• Set exercise: Determine the number of lines holding the word "this"; answer with that number only.

Data entries for graphics
--

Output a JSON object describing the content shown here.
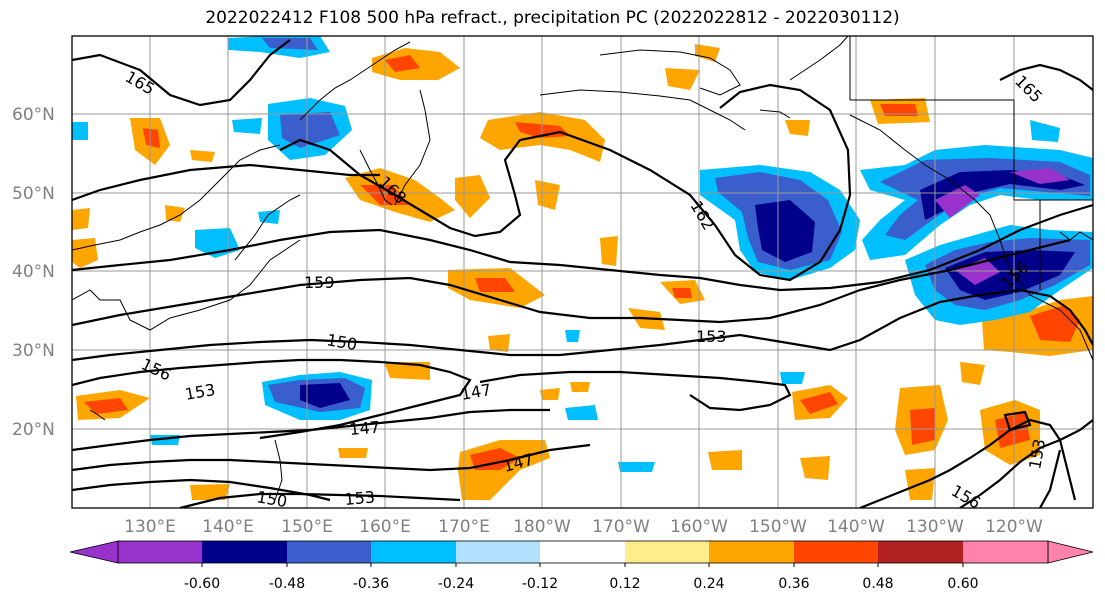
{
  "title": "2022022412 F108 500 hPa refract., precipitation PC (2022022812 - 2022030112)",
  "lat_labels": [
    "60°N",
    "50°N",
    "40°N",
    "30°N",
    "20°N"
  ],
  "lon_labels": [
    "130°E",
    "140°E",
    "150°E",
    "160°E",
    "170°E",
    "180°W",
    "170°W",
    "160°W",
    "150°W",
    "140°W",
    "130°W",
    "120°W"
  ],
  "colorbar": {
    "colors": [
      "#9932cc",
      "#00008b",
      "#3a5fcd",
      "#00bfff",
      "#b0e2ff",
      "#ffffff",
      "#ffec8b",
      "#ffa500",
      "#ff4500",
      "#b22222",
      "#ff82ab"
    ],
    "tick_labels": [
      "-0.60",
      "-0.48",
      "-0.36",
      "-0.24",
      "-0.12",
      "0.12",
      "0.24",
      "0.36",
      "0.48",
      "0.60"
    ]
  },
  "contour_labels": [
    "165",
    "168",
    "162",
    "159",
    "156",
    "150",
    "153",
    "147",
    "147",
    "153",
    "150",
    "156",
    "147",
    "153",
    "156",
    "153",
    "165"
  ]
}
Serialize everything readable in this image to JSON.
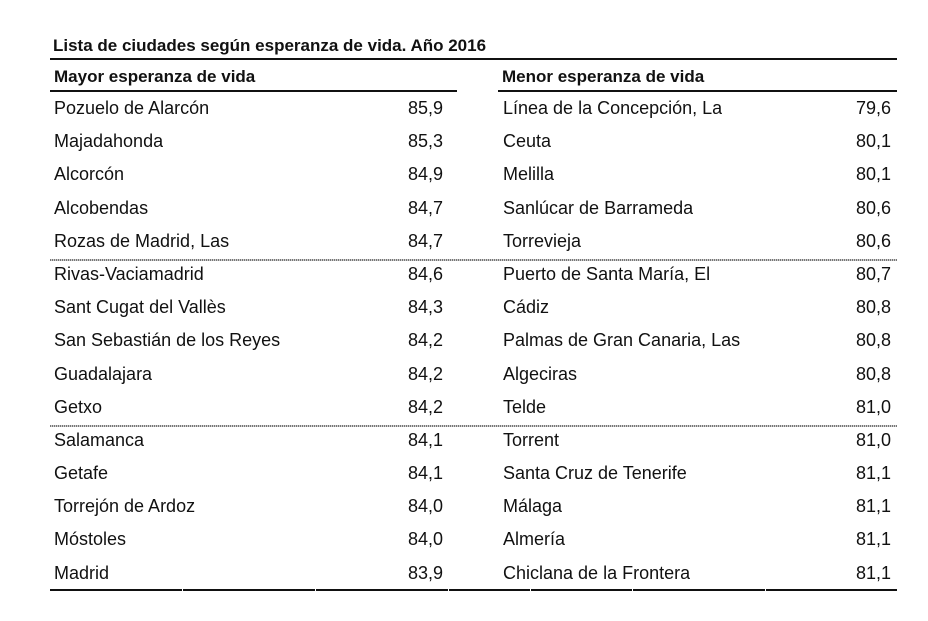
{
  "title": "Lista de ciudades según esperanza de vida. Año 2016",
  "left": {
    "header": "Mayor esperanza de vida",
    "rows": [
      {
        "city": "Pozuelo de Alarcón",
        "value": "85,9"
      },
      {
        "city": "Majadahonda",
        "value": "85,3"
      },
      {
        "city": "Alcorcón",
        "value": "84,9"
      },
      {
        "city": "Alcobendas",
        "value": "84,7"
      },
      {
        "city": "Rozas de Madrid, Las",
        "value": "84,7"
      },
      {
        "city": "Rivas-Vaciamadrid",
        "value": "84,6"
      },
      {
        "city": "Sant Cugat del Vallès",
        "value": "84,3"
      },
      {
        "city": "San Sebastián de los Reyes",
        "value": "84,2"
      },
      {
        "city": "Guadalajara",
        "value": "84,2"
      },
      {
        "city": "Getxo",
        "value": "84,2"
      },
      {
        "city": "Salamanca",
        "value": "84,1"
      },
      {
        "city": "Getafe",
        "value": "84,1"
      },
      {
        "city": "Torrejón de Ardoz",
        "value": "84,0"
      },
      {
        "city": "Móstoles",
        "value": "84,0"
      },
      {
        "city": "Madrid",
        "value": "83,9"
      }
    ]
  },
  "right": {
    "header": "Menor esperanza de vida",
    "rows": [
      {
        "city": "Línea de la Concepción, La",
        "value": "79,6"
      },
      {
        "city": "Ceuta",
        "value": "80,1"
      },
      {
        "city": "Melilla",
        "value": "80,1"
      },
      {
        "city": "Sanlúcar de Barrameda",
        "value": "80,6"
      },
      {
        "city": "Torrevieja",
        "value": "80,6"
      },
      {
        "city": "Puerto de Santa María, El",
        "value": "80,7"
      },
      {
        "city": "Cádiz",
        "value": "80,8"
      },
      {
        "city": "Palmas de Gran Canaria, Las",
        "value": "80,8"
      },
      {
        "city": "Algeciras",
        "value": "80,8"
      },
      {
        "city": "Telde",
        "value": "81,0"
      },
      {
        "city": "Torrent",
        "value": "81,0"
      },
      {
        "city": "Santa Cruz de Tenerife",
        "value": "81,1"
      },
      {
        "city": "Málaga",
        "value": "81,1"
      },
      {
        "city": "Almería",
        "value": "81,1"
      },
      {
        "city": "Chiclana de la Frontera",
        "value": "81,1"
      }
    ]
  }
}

--

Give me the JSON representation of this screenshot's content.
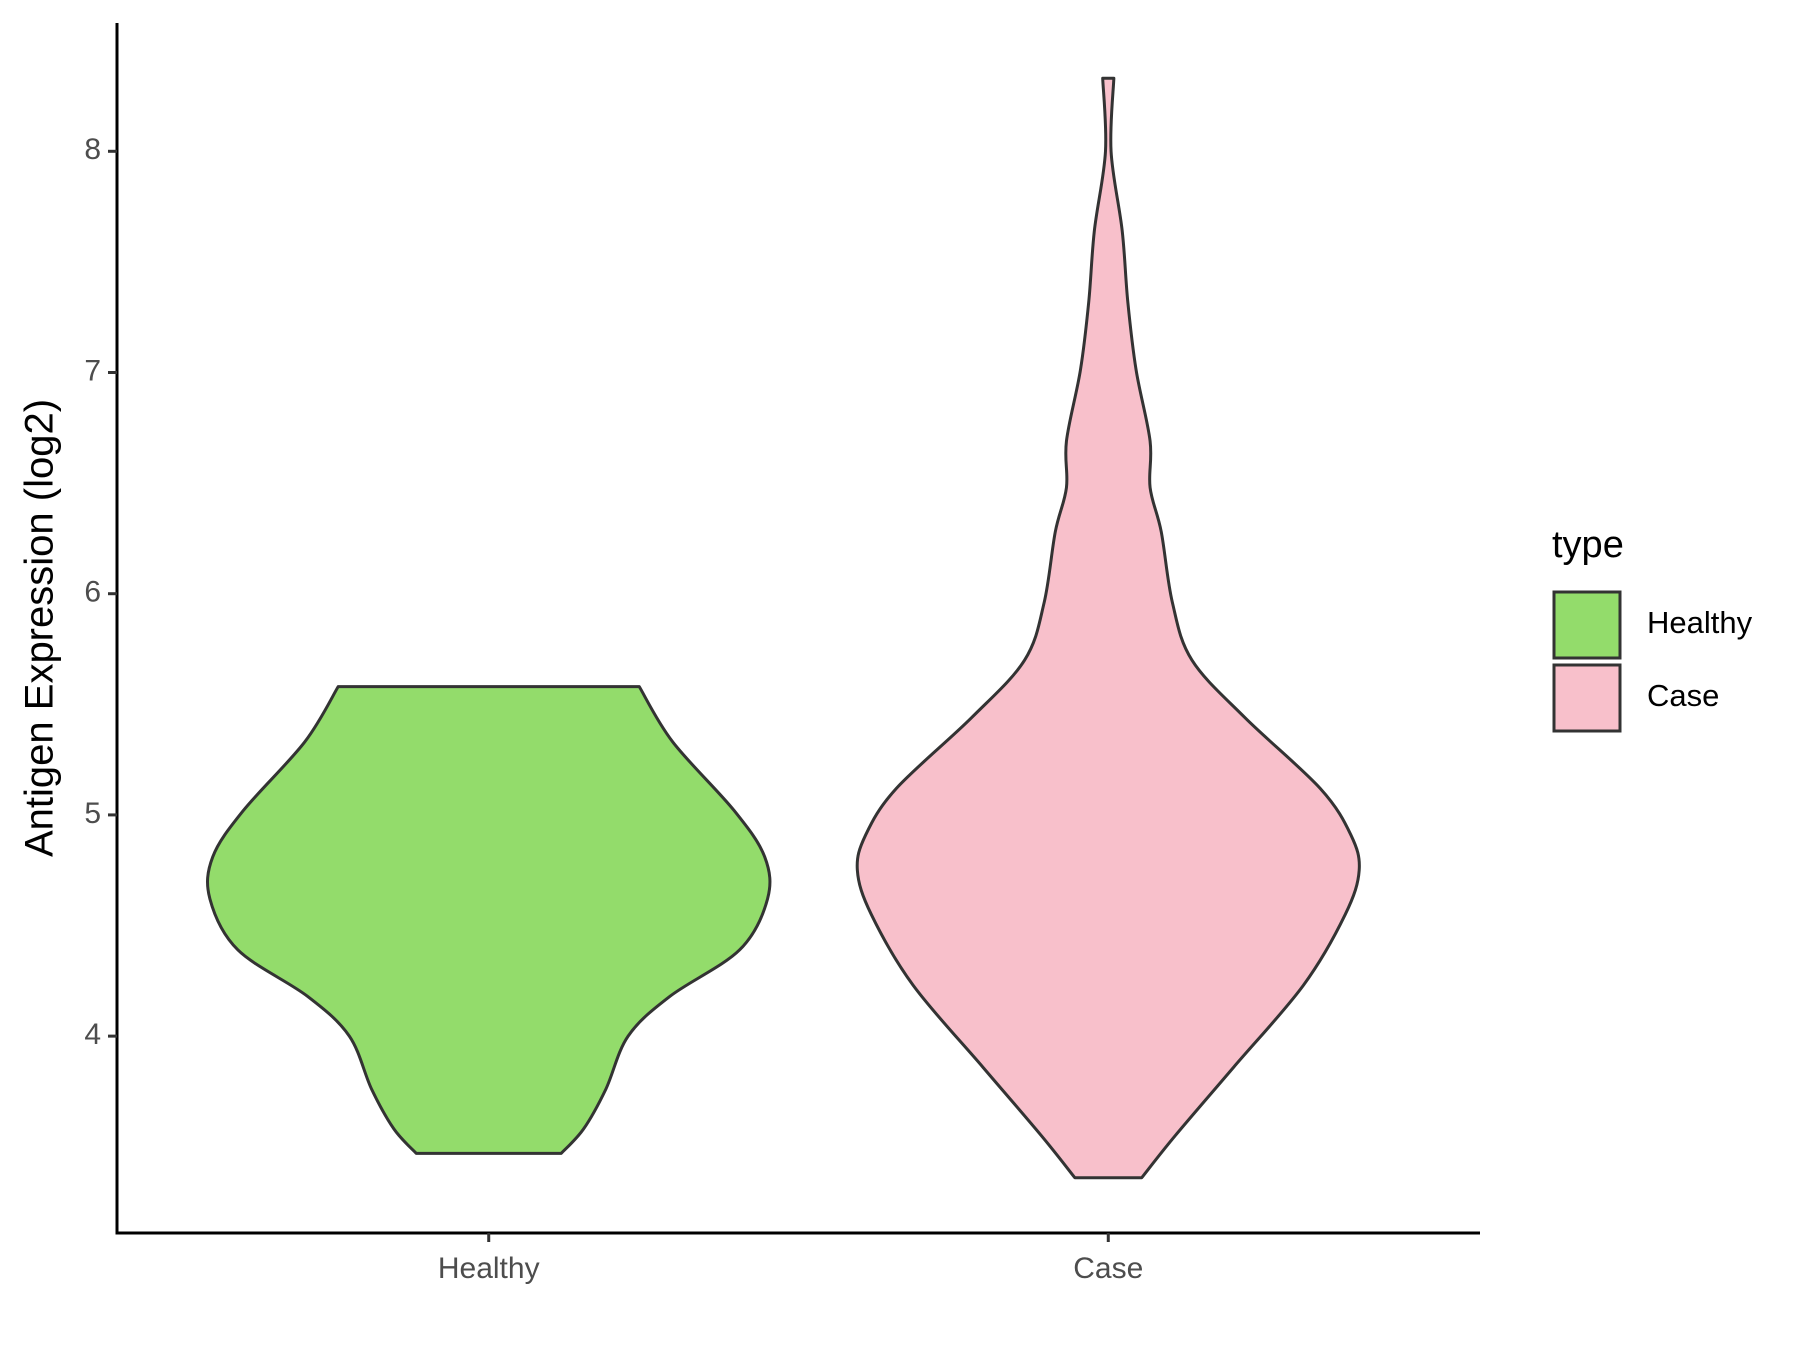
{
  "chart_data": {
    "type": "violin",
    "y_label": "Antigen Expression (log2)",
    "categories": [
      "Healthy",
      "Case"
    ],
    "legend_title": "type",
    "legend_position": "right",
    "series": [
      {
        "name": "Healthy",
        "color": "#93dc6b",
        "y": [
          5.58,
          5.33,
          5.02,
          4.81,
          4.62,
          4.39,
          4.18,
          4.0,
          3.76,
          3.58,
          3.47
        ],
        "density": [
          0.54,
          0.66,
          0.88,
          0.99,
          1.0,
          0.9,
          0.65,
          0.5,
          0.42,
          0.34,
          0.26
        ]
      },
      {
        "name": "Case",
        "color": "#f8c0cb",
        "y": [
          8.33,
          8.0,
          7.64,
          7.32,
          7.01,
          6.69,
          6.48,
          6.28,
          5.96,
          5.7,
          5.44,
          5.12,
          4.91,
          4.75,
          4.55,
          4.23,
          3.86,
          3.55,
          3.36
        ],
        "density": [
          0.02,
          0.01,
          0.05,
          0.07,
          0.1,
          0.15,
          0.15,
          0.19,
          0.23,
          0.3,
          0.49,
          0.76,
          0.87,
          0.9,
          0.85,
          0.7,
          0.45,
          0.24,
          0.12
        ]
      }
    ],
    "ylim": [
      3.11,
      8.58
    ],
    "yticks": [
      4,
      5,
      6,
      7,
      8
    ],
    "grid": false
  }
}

--

• Written answer: 2